Exactly as they appear, output all of the records. Skip any images.

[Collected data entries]
^^^^^^^^

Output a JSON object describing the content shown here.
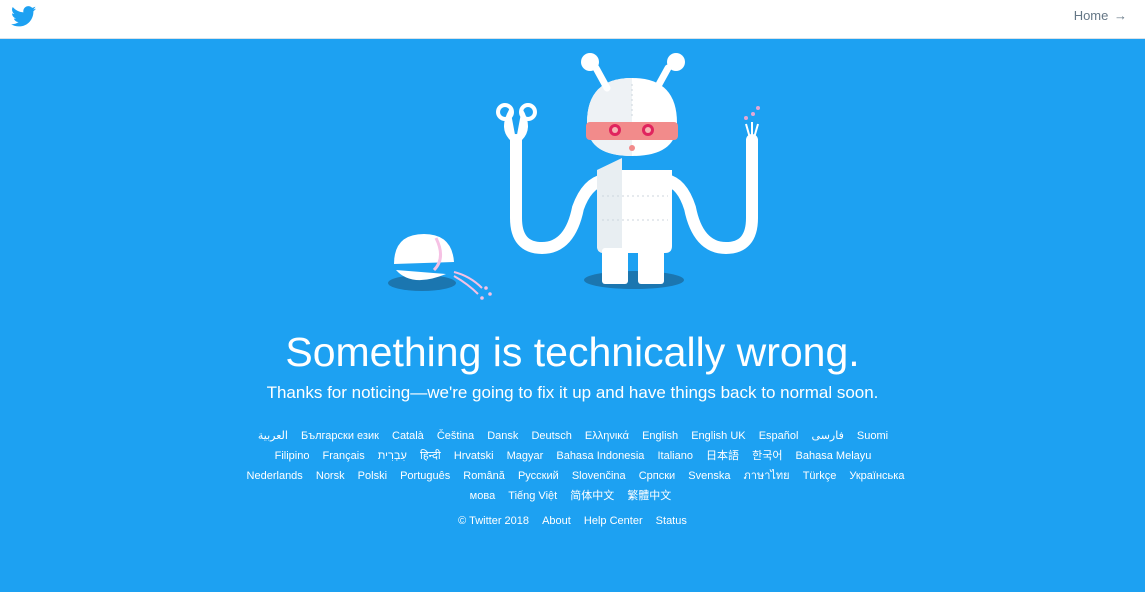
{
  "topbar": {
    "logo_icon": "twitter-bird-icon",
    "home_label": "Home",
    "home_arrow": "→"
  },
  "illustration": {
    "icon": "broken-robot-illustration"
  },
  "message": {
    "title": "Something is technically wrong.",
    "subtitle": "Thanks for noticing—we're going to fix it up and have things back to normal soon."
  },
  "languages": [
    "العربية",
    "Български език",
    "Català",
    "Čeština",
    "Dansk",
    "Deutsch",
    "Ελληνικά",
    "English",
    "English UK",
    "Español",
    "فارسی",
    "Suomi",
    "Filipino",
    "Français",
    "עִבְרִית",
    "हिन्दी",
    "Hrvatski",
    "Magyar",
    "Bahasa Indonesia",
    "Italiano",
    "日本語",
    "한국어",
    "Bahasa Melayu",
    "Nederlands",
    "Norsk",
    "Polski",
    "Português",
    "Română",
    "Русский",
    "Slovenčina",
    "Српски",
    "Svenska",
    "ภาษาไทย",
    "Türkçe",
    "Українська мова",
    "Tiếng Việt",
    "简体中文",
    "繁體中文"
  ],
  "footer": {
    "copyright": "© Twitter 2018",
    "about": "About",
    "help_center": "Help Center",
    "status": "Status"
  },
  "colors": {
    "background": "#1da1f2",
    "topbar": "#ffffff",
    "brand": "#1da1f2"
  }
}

^^^^^^^^

§ RESULT:
Output a JSON object describing the content shown here.
{
  "topbar": {
    "logo_icon": "twitter-bird-icon",
    "home_label": "Home",
    "home_arrow": "→"
  },
  "illustration": {
    "icon": "broken-robot-illustration"
  },
  "message": {
    "title": "Something is technically wrong.",
    "subtitle": "Thanks for noticing—we're going to fix it up and have things back to normal soon."
  },
  "languages": [
    "العربية",
    "Български език",
    "Català",
    "Čeština",
    "Dansk",
    "Deutsch",
    "Ελληνικά",
    "English",
    "English UK",
    "Español",
    "فارسی",
    "Suomi",
    "Filipino",
    "Français",
    "עִבְרִית",
    "हिन्दी",
    "Hrvatski",
    "Magyar",
    "Bahasa Indonesia",
    "Italiano",
    "日本語",
    "한국어",
    "Bahasa Melayu",
    "Nederlands",
    "Norsk",
    "Polski",
    "Português",
    "Română",
    "Русский",
    "Slovenčina",
    "Српски",
    "Svenska",
    "ภาษาไทย",
    "Türkçe",
    "Українська мова",
    "Tiếng Việt",
    "简体中文",
    "繁體中文"
  ],
  "footer": {
    "copyright": "© Twitter 2018",
    "about": "About",
    "help_center": "Help Center",
    "status": "Status"
  },
  "colors": {
    "background": "#1da1f2",
    "topbar": "#ffffff",
    "brand": "#1da1f2"
  }
}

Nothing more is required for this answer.